Task objective. Find each line with the string "成交持仓比" and copy it.

Data extract.
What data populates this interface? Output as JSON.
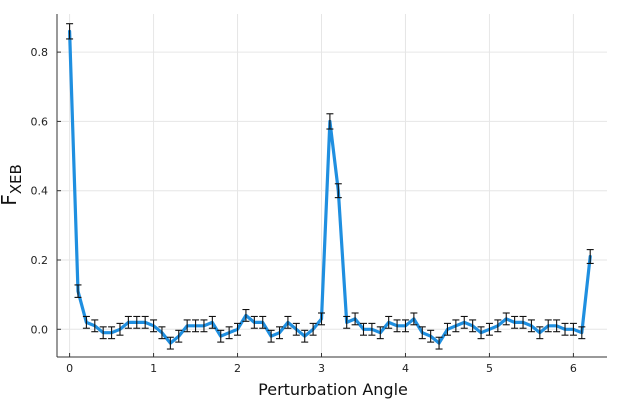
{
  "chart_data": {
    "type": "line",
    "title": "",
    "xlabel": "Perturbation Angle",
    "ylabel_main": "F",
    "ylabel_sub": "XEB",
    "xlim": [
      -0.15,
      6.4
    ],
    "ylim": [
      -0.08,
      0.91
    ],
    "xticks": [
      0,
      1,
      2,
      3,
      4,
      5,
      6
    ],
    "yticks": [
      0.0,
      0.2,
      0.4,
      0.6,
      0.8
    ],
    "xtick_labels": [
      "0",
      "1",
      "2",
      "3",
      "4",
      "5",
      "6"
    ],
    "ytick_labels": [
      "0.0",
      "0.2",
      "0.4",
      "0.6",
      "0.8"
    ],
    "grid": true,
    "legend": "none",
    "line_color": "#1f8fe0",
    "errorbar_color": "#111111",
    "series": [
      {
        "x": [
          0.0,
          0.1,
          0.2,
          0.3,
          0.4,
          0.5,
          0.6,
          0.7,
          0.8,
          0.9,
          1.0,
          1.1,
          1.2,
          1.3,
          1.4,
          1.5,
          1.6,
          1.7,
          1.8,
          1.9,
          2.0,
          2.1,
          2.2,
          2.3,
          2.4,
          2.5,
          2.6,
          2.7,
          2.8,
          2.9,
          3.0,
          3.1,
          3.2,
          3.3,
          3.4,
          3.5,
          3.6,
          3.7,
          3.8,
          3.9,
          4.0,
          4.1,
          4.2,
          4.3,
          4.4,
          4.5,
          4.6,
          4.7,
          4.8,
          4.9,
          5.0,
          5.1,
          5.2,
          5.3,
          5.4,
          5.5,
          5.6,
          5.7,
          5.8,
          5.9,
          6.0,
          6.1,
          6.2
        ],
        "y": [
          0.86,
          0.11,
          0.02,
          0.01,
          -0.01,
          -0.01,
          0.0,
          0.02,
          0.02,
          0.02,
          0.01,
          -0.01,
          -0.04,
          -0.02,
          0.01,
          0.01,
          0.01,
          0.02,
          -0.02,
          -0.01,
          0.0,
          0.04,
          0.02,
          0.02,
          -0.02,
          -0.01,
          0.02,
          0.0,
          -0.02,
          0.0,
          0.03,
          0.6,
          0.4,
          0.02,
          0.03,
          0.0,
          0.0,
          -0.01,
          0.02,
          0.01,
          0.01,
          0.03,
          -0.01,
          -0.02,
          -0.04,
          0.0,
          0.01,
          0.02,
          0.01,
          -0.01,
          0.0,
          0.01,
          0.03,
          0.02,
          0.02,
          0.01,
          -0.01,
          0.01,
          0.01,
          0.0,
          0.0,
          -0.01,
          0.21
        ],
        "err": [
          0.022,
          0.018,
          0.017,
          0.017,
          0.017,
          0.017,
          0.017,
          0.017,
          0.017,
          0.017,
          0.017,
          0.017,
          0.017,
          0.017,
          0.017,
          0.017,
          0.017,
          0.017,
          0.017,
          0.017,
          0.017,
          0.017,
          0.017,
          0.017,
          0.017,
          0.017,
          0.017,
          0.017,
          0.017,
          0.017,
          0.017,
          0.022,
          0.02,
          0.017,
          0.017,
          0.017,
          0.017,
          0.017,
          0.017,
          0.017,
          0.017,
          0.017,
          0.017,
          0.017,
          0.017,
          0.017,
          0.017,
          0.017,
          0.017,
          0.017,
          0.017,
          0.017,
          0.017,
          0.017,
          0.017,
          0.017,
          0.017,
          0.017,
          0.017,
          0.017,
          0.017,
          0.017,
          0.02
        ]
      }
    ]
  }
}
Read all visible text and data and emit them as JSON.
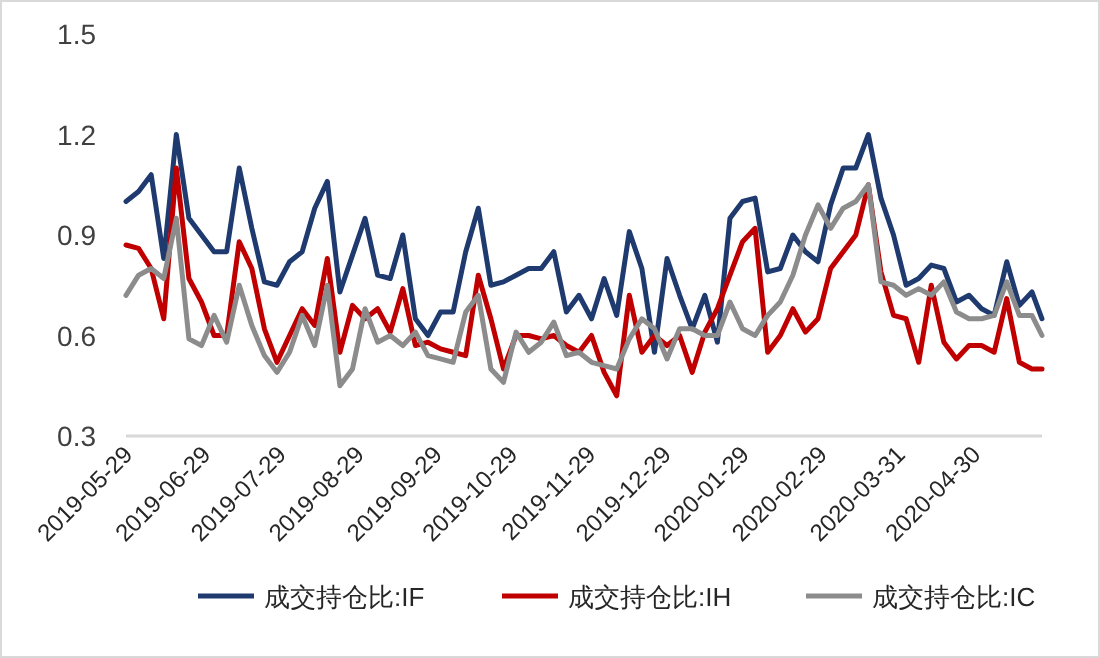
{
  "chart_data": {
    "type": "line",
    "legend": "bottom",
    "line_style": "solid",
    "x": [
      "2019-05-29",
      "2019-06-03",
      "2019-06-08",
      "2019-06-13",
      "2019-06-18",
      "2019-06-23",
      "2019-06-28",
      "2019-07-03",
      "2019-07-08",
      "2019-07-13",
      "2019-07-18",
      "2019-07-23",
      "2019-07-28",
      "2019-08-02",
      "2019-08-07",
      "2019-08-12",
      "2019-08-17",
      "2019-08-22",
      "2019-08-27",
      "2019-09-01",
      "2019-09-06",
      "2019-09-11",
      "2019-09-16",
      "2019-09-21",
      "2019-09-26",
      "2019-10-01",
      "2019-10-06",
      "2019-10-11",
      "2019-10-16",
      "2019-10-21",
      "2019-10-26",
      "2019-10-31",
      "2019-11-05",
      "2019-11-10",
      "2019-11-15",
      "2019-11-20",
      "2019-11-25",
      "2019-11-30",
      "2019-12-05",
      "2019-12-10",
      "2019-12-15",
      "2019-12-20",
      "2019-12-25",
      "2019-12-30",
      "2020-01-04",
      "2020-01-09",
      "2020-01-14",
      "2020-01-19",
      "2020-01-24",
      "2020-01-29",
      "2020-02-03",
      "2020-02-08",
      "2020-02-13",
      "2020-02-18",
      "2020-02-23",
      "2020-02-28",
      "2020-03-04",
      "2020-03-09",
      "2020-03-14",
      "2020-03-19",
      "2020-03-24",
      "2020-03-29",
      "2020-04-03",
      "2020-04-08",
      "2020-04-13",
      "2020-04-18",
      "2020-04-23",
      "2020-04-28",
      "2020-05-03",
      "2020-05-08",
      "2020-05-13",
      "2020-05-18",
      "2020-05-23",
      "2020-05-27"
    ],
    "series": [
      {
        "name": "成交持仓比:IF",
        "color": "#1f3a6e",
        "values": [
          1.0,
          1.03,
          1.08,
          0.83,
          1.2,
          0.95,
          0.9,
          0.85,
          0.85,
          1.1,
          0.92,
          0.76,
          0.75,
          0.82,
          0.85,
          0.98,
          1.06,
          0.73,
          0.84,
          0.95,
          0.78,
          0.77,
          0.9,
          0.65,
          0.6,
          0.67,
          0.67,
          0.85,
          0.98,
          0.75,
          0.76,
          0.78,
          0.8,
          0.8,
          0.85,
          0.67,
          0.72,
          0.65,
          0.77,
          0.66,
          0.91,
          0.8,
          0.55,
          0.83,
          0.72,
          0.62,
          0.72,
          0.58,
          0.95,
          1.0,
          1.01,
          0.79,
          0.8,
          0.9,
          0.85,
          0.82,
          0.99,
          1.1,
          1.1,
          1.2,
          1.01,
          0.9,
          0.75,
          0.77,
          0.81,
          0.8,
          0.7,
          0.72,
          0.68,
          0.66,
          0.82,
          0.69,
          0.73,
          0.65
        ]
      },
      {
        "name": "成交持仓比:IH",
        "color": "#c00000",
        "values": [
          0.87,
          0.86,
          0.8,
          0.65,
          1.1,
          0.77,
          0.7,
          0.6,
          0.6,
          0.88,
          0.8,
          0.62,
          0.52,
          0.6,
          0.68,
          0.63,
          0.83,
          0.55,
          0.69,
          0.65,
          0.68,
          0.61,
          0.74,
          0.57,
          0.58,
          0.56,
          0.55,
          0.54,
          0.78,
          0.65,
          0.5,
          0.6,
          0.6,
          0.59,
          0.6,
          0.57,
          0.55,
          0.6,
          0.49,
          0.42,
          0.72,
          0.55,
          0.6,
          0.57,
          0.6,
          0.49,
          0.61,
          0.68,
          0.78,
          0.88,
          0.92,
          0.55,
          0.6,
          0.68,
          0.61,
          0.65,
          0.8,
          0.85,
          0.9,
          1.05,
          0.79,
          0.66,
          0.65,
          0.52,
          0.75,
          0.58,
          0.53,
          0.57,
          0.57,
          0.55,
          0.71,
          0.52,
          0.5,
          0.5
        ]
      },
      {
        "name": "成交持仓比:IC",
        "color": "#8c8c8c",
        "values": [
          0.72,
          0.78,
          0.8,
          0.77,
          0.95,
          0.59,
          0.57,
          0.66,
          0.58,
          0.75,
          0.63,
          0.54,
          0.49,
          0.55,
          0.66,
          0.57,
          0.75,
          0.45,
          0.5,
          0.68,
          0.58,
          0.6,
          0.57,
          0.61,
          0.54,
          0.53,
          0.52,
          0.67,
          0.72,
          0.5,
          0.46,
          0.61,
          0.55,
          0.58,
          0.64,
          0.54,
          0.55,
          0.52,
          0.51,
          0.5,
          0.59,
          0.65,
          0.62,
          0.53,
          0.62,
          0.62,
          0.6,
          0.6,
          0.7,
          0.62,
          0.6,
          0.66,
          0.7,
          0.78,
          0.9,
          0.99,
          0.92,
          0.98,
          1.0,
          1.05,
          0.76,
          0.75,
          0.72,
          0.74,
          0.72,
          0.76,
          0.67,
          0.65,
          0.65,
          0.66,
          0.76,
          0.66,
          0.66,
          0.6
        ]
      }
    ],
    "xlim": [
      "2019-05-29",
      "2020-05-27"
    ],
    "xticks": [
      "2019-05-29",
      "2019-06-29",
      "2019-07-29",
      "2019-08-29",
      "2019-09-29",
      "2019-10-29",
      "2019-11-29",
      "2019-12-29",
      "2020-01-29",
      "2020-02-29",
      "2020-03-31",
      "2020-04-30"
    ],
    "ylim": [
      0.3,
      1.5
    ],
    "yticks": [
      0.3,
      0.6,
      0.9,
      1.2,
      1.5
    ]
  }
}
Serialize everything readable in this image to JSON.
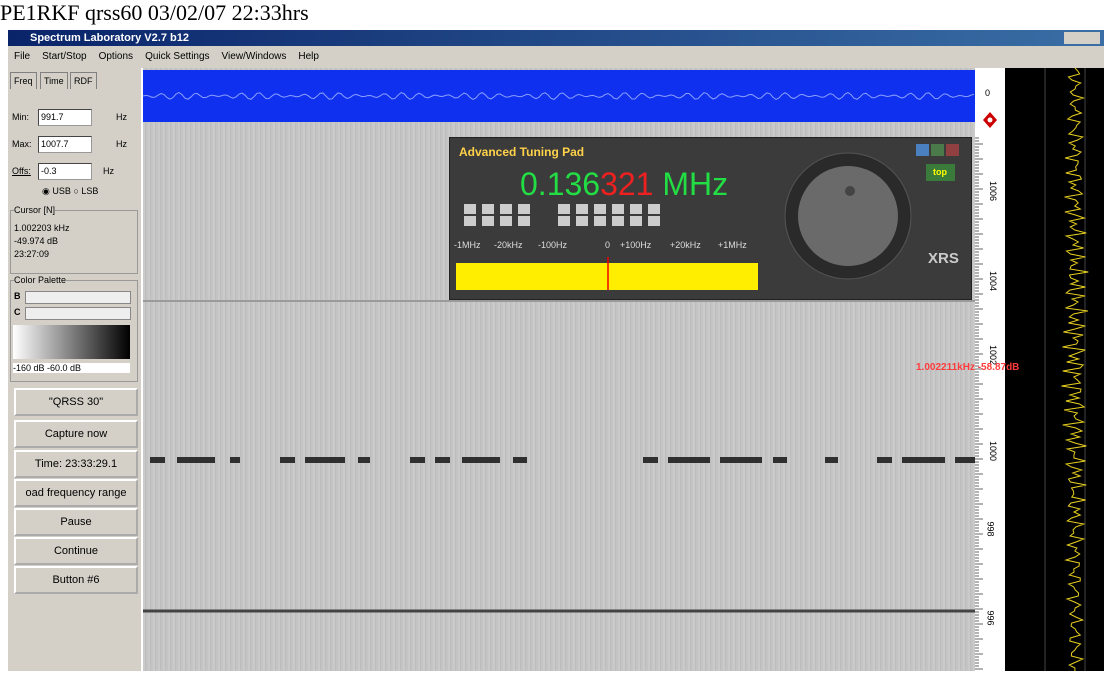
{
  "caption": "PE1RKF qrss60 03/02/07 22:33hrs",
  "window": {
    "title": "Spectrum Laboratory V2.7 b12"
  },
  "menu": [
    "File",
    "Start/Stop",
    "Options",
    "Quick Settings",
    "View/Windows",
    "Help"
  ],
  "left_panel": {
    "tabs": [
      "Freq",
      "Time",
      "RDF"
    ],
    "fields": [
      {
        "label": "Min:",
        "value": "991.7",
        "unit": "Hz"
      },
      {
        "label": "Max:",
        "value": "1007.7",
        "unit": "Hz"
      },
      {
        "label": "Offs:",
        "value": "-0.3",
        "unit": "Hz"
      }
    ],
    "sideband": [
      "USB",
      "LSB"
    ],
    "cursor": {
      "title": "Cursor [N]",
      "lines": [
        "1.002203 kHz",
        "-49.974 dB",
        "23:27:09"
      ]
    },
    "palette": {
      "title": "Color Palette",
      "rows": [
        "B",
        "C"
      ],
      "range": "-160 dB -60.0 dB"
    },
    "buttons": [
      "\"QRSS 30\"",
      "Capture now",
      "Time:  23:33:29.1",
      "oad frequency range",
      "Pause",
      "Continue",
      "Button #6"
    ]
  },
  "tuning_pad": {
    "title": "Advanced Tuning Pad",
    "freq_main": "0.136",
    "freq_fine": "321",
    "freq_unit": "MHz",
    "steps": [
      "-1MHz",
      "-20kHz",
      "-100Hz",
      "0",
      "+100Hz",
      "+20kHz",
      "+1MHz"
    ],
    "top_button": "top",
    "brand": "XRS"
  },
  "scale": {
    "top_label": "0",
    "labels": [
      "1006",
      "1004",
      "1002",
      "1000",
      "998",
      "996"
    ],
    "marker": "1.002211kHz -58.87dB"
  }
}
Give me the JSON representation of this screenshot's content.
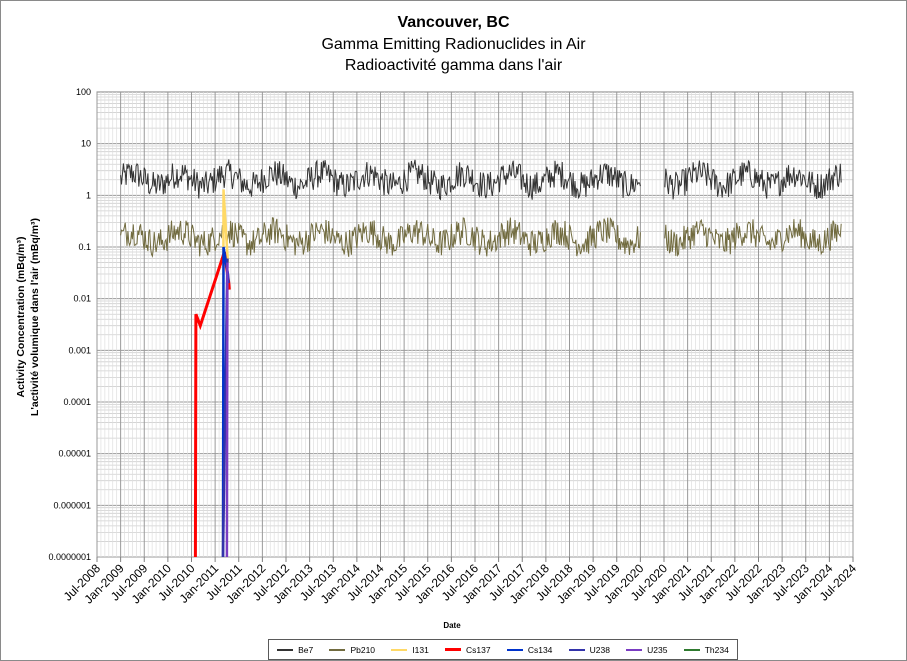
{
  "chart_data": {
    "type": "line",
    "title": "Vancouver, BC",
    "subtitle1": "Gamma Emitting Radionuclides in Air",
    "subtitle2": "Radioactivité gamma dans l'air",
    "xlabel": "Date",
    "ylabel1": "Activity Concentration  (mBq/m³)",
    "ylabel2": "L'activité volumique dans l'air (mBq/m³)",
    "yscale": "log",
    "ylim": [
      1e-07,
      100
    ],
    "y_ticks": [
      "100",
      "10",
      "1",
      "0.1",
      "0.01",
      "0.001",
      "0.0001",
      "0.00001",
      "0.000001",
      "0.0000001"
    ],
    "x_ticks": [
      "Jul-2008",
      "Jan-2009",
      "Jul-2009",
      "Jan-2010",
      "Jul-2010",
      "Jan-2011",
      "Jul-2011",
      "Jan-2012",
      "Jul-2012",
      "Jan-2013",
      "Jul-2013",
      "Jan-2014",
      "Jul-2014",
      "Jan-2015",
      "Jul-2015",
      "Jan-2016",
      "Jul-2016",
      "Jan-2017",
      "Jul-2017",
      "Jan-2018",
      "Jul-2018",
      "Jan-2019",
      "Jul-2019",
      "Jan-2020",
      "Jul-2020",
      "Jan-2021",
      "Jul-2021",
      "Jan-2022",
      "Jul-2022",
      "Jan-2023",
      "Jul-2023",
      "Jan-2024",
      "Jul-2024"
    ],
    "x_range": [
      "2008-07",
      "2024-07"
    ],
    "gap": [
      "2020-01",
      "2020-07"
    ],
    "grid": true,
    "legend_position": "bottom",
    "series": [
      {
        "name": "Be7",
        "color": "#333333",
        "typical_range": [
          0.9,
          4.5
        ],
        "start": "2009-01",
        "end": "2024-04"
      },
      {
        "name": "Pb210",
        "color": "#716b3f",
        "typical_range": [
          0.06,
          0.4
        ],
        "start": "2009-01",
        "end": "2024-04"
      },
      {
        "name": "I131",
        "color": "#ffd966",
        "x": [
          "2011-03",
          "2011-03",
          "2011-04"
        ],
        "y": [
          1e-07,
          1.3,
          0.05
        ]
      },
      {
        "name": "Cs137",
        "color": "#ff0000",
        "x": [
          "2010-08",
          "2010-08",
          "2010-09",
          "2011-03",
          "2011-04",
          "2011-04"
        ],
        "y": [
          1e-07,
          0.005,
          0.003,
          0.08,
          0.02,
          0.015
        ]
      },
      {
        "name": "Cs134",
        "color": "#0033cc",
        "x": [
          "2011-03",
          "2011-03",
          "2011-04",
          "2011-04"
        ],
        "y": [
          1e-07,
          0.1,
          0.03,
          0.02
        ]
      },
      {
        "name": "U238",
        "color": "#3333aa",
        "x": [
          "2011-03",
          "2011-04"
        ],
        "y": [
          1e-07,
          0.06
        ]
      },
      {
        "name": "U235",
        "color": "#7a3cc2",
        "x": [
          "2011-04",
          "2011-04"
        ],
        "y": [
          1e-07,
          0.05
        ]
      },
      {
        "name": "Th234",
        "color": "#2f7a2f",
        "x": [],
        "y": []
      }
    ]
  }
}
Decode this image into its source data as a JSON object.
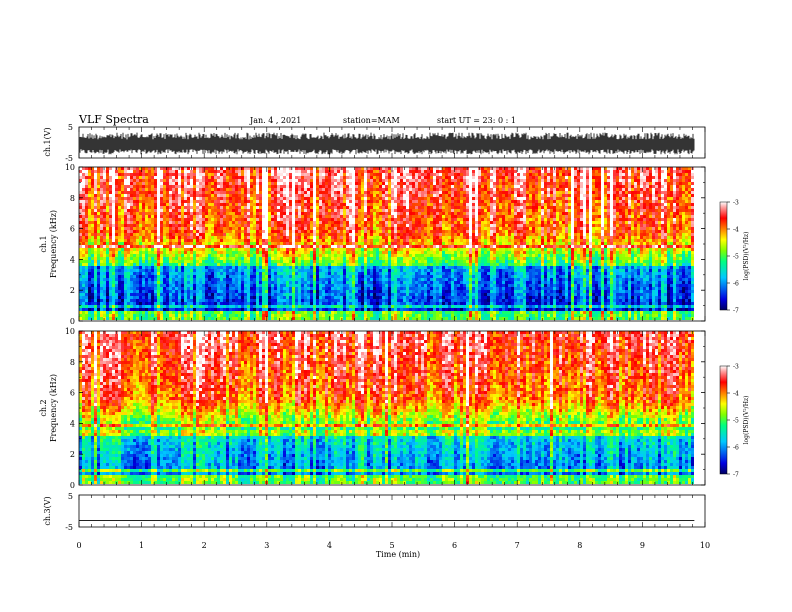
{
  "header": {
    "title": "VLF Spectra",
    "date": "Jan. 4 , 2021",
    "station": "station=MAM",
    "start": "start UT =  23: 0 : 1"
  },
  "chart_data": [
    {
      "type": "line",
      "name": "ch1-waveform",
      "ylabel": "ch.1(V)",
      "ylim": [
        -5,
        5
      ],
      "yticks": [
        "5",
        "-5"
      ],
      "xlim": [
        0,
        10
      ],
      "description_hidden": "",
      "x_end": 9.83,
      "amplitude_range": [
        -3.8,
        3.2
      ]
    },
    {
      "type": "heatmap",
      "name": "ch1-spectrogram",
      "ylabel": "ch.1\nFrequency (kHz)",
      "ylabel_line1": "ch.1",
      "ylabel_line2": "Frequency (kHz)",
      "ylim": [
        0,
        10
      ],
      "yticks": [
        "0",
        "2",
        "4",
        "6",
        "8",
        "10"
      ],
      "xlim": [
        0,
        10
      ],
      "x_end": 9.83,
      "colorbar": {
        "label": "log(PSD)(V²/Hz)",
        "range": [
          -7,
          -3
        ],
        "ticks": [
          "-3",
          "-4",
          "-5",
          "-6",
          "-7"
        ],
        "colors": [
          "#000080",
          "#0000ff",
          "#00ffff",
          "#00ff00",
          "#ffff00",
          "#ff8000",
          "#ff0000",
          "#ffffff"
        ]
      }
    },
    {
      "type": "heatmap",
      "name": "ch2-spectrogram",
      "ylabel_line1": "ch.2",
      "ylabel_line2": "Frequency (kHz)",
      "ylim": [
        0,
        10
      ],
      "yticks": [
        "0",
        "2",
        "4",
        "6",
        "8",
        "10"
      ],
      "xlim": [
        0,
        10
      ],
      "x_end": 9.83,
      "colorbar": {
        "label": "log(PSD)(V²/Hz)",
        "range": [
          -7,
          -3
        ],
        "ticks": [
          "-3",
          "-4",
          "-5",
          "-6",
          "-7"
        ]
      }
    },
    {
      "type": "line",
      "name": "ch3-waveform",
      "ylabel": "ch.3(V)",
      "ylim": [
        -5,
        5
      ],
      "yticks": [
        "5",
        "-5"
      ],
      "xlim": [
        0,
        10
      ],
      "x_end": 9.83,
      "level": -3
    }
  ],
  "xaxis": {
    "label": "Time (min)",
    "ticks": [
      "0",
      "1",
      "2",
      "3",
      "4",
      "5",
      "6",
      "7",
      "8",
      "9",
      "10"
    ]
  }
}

Finished exercise.
        "name": "成交持仓比:IF",
        "name": "成交持仓比:IH",
        "name": "成交持仓比:IC",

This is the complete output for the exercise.